Extracts from a graphics dataset
______________________________

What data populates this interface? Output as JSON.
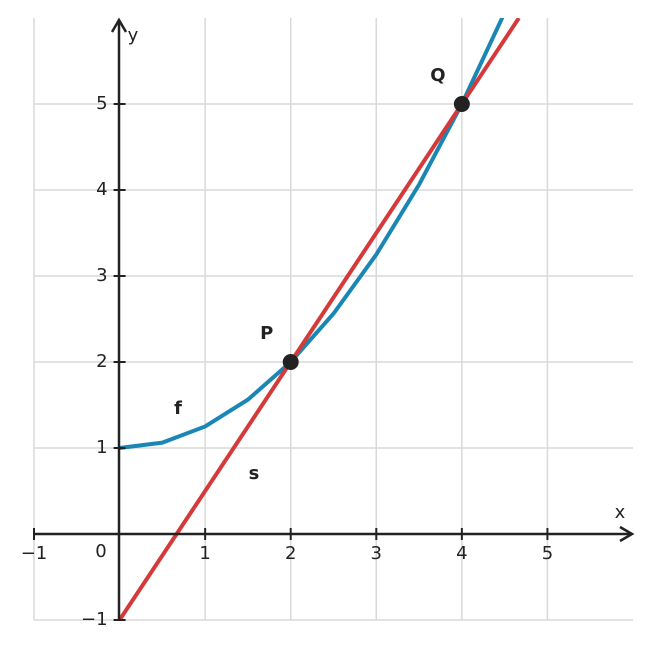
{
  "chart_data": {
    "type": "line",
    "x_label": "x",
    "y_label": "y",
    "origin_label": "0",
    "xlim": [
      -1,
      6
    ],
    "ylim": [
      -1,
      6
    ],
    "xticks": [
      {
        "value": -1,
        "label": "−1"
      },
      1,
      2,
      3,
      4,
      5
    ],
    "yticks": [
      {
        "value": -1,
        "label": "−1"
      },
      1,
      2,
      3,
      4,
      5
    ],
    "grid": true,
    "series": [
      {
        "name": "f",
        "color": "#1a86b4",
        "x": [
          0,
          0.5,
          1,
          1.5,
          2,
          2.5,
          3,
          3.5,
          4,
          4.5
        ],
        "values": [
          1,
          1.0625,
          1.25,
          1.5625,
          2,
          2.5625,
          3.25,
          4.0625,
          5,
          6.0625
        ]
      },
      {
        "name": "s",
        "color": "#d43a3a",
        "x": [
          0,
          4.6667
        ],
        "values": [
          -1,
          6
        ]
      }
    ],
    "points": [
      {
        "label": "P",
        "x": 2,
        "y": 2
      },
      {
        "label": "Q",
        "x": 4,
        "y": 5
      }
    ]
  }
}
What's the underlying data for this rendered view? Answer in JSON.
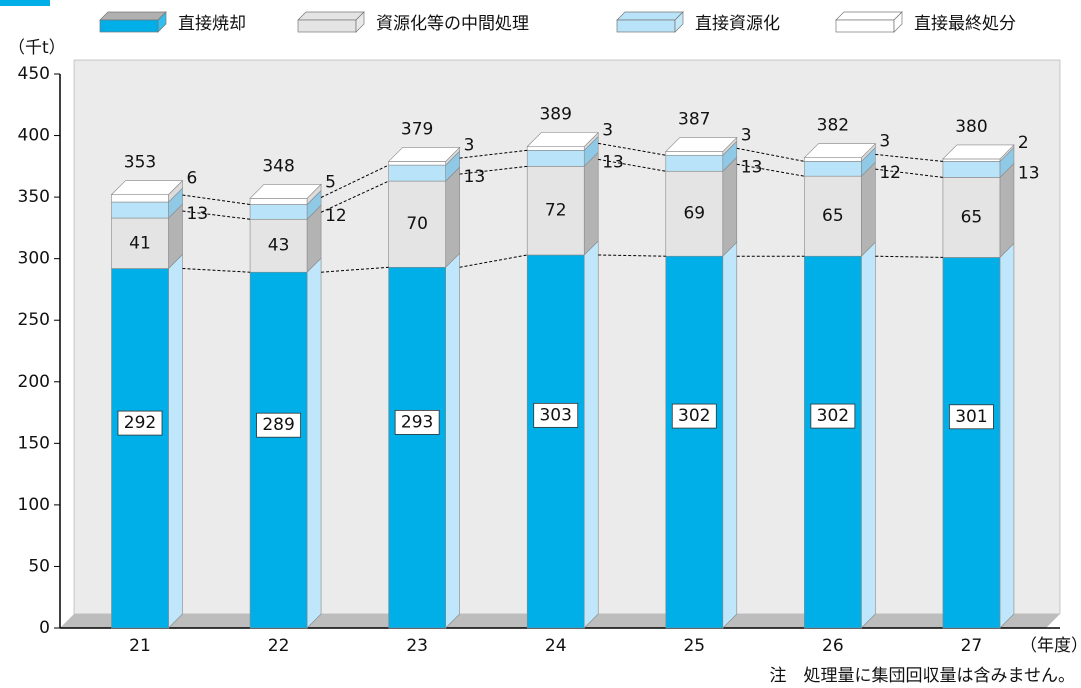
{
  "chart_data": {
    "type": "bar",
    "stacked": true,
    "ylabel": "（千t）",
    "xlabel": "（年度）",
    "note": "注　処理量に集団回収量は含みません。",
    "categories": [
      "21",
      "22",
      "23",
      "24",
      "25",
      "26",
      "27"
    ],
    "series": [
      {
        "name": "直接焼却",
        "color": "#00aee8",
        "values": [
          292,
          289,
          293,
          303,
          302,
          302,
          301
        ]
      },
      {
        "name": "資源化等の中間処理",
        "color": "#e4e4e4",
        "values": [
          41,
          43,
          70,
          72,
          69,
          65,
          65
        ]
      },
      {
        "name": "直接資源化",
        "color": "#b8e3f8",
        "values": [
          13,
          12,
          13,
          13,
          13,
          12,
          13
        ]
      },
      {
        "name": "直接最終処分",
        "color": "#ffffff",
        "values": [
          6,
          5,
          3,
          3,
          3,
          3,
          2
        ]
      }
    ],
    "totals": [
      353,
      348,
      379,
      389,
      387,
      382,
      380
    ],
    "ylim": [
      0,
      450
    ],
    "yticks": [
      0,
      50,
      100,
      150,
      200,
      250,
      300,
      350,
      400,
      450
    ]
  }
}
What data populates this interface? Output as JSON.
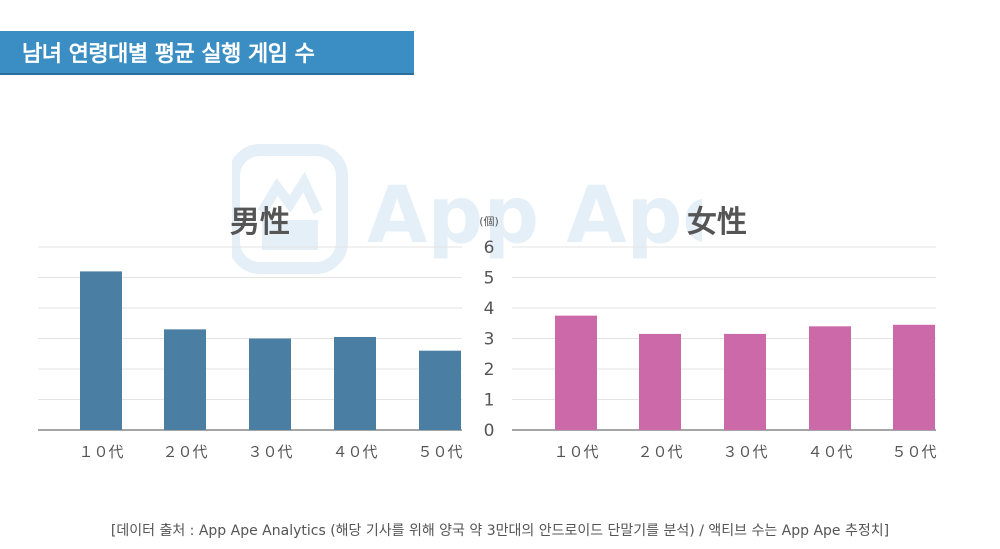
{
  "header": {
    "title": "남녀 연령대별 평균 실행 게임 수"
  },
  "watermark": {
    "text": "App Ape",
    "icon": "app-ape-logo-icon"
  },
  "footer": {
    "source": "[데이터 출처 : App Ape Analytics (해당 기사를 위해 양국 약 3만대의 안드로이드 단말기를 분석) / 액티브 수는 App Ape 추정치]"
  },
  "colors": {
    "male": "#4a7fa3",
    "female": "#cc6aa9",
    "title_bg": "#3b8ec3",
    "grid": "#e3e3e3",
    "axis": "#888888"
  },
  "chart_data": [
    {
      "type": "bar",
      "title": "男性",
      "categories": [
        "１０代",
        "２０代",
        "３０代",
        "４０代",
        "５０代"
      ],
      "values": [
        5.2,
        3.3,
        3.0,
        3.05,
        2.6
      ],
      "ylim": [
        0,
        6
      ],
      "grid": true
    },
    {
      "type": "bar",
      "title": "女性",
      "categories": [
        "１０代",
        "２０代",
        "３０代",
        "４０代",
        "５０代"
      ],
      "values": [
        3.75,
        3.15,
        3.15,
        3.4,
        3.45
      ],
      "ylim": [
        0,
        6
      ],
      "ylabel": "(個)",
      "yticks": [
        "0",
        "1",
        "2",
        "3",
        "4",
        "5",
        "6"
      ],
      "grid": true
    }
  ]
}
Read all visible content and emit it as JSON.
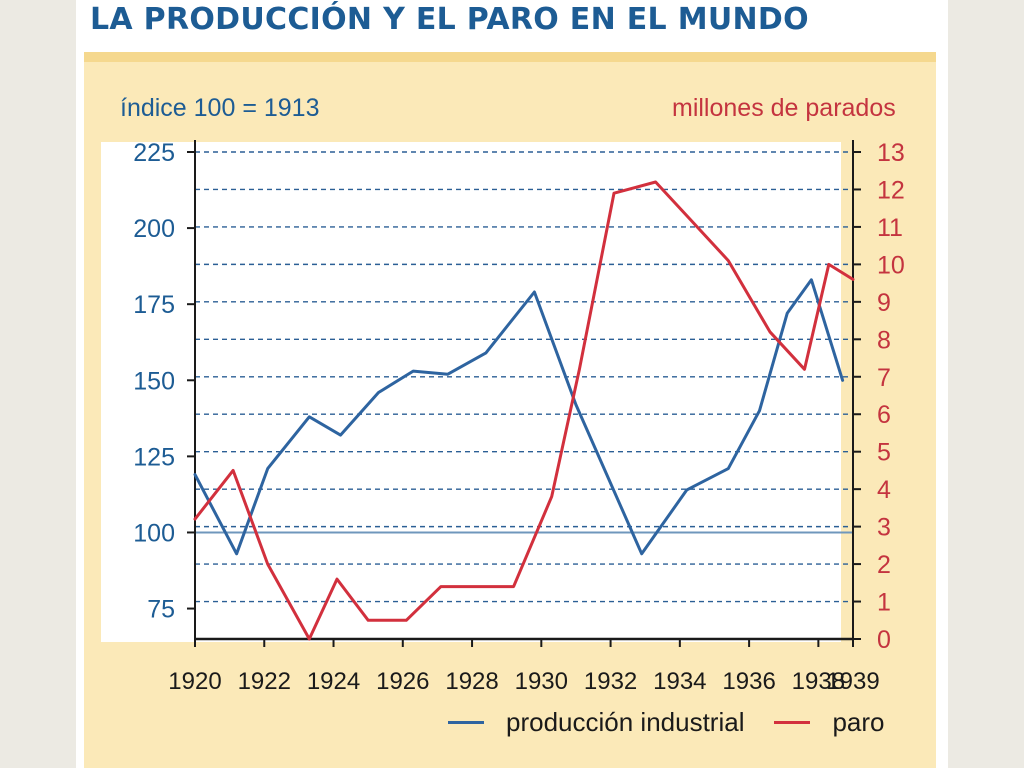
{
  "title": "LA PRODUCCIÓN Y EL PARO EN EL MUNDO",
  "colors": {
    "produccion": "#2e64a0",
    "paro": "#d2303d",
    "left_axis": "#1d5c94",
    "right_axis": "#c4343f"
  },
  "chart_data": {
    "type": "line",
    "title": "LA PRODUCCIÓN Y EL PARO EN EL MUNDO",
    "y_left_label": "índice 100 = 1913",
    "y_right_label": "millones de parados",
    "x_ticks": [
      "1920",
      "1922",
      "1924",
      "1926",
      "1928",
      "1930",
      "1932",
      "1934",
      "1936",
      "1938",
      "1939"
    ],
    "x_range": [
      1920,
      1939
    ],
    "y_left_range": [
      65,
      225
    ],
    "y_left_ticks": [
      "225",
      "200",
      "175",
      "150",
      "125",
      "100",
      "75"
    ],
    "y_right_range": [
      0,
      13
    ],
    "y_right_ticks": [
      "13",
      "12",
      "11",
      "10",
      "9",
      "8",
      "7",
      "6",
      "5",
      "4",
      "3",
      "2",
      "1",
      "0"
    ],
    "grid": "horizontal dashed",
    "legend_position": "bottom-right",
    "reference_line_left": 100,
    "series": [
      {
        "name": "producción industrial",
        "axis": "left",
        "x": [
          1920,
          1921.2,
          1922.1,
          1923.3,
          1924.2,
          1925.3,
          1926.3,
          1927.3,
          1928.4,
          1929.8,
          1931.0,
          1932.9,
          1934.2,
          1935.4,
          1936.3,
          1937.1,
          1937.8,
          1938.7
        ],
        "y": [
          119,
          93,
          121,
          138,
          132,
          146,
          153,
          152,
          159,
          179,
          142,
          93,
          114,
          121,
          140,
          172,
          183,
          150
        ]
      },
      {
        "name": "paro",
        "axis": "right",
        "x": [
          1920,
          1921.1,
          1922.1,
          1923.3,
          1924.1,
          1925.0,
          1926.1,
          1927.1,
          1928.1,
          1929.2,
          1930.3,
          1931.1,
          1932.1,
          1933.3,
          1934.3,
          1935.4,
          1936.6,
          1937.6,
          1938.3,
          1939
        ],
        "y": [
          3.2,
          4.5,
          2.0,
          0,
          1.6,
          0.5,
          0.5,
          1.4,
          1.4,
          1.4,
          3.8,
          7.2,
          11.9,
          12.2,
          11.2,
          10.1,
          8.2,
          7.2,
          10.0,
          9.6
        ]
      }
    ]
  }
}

______________________________

- REQUIRED WORK -
Print every entry exactly as written, without the pictures.

- OUTPUT OF THE EXERCISE -
What data populates this interface? Output as JSON.
{
  "chart_data": {
    "type": "line",
    "x_label": "x",
    "y_label": "y",
    "origin_label": "0",
    "xlim": [
      -1,
      6
    ],
    "ylim": [
      -1,
      6
    ],
    "xticks": [
      {
        "value": -1,
        "label": "−1"
      },
      1,
      2,
      3,
      4,
      5
    ],
    "yticks": [
      {
        "value": -1,
        "label": "−1"
      },
      1,
      2,
      3,
      4,
      5
    ],
    "grid": true,
    "series": [
      {
        "name": "f",
        "color": "#1a86b4",
        "x": [
          0,
          0.5,
          1,
          1.5,
          2,
          2.5,
          3,
          3.5,
          4,
          4.5
        ],
        "values": [
          1,
          1.0625,
          1.25,
          1.5625,
          2,
          2.5625,
          3.25,
          4.0625,
          5,
          6.0625
        ]
      },
      {
        "name": "s",
        "color": "#d43a3a",
        "x": [
          0,
          4.6667
        ],
        "values": [
          -1,
          6
        ]
      }
    ],
    "points": [
      {
        "label": "P",
        "x": 2,
        "y": 2
      },
      {
        "label": "Q",
        "x": 4,
        "y": 5
      }
    ]
  }
}
What's the underlying data for this rendered view? Answer in JSON.
{
  "chart_data": {
    "type": "bar",
    "stacked": true,
    "ylabel": "（千t）",
    "xlabel": "（年度）",
    "note": "注　処理量に集団回収量は含みません。",
    "categories": [
      "21",
      "22",
      "23",
      "24",
      "25",
      "26",
      "27"
    ],
    "series": [
      {
        "name": "直接焼却",
        "color": "#00aee8",
        "values": [
          292,
          289,
          293,
          303,
          302,
          302,
          301
        ]
      },
      {
        "name": "資源化等の中間処理",
        "color": "#e4e4e4",
        "values": [
          41,
          43,
          70,
          72,
          69,
          65,
          65
        ]
      },
      {
        "name": "直接資源化",
        "color": "#b8e3f8",
        "values": [
          13,
          12,
          13,
          13,
          13,
          12,
          13
        ]
      },
      {
        "name": "直接最終処分",
        "color": "#ffffff",
        "values": [
          6,
          5,
          3,
          3,
          3,
          3,
          2
        ]
      }
    ],
    "totals": [
      353,
      348,
      379,
      389,
      387,
      382,
      380
    ],
    "ylim": [
      0,
      450
    ],
    "yticks": [
      0,
      50,
      100,
      150,
      200,
      250,
      300,
      350,
      400,
      450
    ]
  }
}
What data populates this interface? Output as JSON.
{
  "header": {
    "title": "남녀 연령대별 평균 실행 게임 수"
  },
  "watermark": {
    "text": "App Ape",
    "icon": "app-ape-logo-icon"
  },
  "footer": {
    "source": "[데이터 출처 : App Ape Analytics (해당 기사를 위해 양국 약 3만대의 안드로이드 단말기를 분석) / 액티브 수는 App Ape 추정치]"
  },
  "colors": {
    "male": "#4a7fa3",
    "female": "#cc6aa9",
    "title_bg": "#3b8ec3",
    "grid": "#e3e3e3",
    "axis": "#888888"
  },
  "chart_data": [
    {
      "type": "bar",
      "title": "男性",
      "categories": [
        "１０代",
        "２０代",
        "３０代",
        "４０代",
        "５０代"
      ],
      "values": [
        5.2,
        3.3,
        3.0,
        3.05,
        2.6
      ],
      "ylim": [
        0,
        6
      ],
      "grid": true
    },
    {
      "type": "bar",
      "title": "女性",
      "categories": [
        "１０代",
        "２０代",
        "３０代",
        "４０代",
        "５０代"
      ],
      "values": [
        3.75,
        3.15,
        3.15,
        3.4,
        3.45
      ],
      "ylim": [
        0,
        6
      ],
      "ylabel": "(個)",
      "yticks": [
        "0",
        "1",
        "2",
        "3",
        "4",
        "5",
        "6"
      ],
      "grid": true
    }
  ]
}
Read all visible content and emit it as JSON.
{
  "title": "LA PRODUCCIÓN Y EL PARO EN EL MUNDO",
  "colors": {
    "produccion": "#2e64a0",
    "paro": "#d2303d",
    "left_axis": "#1d5c94",
    "right_axis": "#c4343f"
  },
  "chart_data": {
    "type": "line",
    "title": "LA PRODUCCIÓN Y EL PARO EN EL MUNDO",
    "y_left_label": "índice 100 = 1913",
    "y_right_label": "millones de parados",
    "x_ticks": [
      "1920",
      "1922",
      "1924",
      "1926",
      "1928",
      "1930",
      "1932",
      "1934",
      "1936",
      "1938",
      "1939"
    ],
    "x_range": [
      1920,
      1939
    ],
    "y_left_range": [
      65,
      225
    ],
    "y_left_ticks": [
      "225",
      "200",
      "175",
      "150",
      "125",
      "100",
      "75"
    ],
    "y_right_range": [
      0,
      13
    ],
    "y_right_ticks": [
      "13",
      "12",
      "11",
      "10",
      "9",
      "8",
      "7",
      "6",
      "5",
      "4",
      "3",
      "2",
      "1",
      "0"
    ],
    "grid": "horizontal dashed",
    "legend_position": "bottom-right",
    "reference_line_left": 100,
    "series": [
      {
        "name": "producción industrial",
        "axis": "left",
        "x": [
          1920,
          1921.2,
          1922.1,
          1923.3,
          1924.2,
          1925.3,
          1926.3,
          1927.3,
          1928.4,
          1929.8,
          1931.0,
          1932.9,
          1934.2,
          1935.4,
          1936.3,
          1937.1,
          1937.8,
          1938.7
        ],
        "y": [
          119,
          93,
          121,
          138,
          132,
          146,
          153,
          152,
          159,
          179,
          142,
          93,
          114,
          121,
          140,
          172,
          183,
          150
        ]
      },
      {
        "name": "paro",
        "axis": "right",
        "x": [
          1920,
          1921.1,
          1922.1,
          1923.3,
          1924.1,
          1925.0,
          1926.1,
          1927.1,
          1928.1,
          1929.2,
          1930.3,
          1931.1,
          1932.1,
          1933.3,
          1934.3,
          1935.4,
          1936.6,
          1937.6,
          1938.3,
          1939
        ],
        "y": [
          3.2,
          4.5,
          2.0,
          0,
          1.6,
          0.5,
          0.5,
          1.4,
          1.4,
          1.4,
          3.8,
          7.2,
          11.9,
          12.2,
          11.2,
          10.1,
          8.2,
          7.2,
          10.0,
          9.6
        ]
      }
    ]
  }
}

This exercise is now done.